About a year into his master’s program, Mabbet was called into the draft in 1970, but he was able to utilize his new studies to become one of the first Environmental Sciences Officers for the U.S. Army. Following six years in active duty, Mabbett joined the reserves for 13 years while he pursued an environmental career outside of the military, eventually starting his own business and supporting his growing family. He told students in the audience to run with any opportunity they’re given, take pride in their efforts, to overcome every challenge they face with persistence, and to listen to the advice of others.  

“Ensure that an effective team is created because one does not succeed and achieve success alone,” Mabbett said. “Success, as I say, is a team effort.”

════════════════════

_What is required_: Echo the passage about Mabbett's Army service and environmental career word for word, from start to finish.

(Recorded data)
════════════════════

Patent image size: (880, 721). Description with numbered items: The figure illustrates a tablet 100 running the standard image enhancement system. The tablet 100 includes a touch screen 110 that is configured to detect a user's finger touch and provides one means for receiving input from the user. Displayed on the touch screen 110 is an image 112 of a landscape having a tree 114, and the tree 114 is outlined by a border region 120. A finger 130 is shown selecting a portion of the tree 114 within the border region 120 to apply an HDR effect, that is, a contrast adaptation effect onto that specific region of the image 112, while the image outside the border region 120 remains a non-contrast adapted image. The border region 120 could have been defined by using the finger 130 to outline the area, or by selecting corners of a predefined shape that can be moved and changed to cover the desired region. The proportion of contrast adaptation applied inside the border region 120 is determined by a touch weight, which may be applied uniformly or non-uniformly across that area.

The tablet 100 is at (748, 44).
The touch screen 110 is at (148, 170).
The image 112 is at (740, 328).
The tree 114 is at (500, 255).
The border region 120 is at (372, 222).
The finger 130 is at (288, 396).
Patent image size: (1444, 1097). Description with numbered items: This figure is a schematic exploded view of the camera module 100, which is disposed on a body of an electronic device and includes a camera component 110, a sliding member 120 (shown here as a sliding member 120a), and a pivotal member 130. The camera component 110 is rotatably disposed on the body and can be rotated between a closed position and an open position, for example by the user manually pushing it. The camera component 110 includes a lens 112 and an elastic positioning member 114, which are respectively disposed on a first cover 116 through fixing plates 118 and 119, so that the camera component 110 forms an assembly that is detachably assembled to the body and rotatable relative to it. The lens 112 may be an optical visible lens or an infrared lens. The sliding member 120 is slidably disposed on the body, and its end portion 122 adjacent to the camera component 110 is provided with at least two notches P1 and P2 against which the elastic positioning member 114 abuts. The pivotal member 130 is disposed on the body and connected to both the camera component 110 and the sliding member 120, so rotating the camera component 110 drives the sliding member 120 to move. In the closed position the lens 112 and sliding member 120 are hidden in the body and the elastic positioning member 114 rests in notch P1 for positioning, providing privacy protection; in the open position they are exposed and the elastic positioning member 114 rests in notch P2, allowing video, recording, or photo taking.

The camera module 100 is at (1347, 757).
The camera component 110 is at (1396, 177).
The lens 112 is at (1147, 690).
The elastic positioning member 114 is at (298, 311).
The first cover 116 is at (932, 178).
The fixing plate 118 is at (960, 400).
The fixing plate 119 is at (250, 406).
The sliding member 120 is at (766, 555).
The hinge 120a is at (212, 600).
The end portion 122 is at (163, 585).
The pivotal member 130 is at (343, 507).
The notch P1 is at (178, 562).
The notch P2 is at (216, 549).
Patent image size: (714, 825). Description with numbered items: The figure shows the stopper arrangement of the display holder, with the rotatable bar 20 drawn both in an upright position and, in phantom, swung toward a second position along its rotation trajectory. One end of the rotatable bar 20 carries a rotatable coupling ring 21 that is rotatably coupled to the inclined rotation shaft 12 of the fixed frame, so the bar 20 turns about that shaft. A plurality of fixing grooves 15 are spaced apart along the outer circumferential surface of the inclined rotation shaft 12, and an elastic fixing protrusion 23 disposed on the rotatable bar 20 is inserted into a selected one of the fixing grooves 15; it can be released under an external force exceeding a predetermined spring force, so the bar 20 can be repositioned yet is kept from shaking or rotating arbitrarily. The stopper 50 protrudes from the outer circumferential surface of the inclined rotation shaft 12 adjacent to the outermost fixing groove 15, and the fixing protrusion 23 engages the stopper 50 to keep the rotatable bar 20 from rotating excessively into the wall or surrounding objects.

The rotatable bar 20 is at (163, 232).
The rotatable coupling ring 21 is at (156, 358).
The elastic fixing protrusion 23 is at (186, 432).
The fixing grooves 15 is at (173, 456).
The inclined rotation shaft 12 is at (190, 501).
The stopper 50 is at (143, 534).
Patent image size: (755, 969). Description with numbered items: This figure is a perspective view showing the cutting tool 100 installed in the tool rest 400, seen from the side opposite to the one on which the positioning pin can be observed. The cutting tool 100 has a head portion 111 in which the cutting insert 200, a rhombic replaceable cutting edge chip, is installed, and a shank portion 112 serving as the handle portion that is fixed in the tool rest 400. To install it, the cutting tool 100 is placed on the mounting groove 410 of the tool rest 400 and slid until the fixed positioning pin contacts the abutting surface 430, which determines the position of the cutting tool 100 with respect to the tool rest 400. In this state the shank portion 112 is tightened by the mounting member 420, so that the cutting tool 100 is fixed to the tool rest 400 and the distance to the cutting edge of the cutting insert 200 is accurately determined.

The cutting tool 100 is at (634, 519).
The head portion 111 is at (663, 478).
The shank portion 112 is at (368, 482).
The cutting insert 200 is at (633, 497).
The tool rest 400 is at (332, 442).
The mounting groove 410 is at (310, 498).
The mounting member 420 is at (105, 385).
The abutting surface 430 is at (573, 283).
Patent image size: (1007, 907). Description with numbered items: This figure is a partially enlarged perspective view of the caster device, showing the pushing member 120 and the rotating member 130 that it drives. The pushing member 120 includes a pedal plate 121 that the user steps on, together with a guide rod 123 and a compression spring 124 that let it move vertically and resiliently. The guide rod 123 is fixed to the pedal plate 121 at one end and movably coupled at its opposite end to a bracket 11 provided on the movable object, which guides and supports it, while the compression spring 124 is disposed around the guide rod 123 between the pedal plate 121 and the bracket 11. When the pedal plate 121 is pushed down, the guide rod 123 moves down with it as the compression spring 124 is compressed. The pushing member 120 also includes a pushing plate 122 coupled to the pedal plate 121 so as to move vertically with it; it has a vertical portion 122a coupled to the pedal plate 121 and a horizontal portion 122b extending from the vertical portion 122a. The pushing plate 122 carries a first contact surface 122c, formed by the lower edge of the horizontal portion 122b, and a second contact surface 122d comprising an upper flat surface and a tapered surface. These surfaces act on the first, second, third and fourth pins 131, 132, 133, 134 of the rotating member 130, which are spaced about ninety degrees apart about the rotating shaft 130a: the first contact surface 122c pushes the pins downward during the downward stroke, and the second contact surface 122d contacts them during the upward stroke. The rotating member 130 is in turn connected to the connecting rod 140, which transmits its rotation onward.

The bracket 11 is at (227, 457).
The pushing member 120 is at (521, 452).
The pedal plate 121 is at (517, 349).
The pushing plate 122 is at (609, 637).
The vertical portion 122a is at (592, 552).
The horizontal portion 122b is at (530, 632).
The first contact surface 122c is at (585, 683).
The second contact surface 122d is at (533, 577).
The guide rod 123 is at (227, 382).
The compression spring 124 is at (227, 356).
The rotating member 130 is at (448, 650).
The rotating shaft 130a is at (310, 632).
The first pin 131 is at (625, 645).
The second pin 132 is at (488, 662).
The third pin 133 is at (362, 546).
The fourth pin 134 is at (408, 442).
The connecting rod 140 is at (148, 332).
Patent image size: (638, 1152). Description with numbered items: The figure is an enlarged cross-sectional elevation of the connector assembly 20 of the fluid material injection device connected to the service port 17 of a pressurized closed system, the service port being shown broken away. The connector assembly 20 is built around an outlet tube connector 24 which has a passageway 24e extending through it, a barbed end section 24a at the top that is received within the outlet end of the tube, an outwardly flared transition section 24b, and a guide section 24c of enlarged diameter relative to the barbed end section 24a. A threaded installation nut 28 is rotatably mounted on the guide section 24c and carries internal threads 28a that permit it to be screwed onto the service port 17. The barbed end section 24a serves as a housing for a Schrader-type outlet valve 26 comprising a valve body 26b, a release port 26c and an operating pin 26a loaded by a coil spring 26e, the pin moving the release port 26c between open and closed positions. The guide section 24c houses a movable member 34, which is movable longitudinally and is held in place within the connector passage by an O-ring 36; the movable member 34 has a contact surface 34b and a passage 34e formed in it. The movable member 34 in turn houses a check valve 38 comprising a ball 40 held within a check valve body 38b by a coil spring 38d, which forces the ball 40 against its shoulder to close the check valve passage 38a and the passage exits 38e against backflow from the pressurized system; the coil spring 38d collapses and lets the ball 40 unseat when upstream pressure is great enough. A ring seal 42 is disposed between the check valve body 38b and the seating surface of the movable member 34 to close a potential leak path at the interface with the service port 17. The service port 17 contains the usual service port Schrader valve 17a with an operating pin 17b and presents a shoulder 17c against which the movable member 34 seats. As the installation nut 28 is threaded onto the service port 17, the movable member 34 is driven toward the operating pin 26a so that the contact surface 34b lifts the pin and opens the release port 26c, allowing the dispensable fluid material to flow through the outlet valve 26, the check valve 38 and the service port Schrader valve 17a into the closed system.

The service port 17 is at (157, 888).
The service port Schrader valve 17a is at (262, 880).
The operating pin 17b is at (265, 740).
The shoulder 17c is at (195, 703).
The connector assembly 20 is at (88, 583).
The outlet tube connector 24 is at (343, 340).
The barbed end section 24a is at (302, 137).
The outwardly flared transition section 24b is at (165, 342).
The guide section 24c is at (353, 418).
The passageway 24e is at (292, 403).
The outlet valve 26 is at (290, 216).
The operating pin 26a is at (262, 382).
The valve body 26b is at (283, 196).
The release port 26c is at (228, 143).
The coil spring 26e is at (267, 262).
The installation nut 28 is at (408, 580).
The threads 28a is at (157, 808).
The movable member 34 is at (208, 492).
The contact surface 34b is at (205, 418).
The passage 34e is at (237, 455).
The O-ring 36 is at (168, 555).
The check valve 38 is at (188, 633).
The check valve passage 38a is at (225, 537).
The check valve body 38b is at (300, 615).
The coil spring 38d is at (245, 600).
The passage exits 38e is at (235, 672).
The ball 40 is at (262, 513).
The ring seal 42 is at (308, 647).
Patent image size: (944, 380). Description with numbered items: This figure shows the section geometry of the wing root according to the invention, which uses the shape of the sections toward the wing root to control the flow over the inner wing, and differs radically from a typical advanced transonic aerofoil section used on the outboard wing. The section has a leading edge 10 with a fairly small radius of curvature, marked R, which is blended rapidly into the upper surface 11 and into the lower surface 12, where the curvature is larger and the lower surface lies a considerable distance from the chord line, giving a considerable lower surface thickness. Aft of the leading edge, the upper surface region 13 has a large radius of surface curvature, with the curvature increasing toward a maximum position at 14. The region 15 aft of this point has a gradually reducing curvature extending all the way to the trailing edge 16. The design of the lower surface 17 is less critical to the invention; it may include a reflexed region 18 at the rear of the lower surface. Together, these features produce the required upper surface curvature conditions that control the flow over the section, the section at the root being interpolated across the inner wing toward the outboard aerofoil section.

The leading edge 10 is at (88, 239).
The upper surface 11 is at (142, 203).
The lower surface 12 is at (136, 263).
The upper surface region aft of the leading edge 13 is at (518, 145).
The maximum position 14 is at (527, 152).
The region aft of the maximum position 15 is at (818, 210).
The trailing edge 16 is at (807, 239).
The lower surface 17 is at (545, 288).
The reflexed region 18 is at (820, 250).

════════════════════

_The result_:
About a year into his master’s program, Mabbet was called into the draft in 1970, but he was able to utilize his new studies to become one of the first Environmental Sciences Officers for the U.S. Army. Following six years in active duty, Mabbett joined the reserves for 13 years while he pursued an environmental career outside of the military, eventually starting his own business and supporting his growing family. He told students in the audience to run with any opportunity they’re given, take pride in their efforts, to overcome every challenge they face with persistence, and to listen to the advice of others.  

“Ensure that an effective team is created because one does not succeed and achieve success alone,” Mabbett said. “Success, as I say, is a team effort.”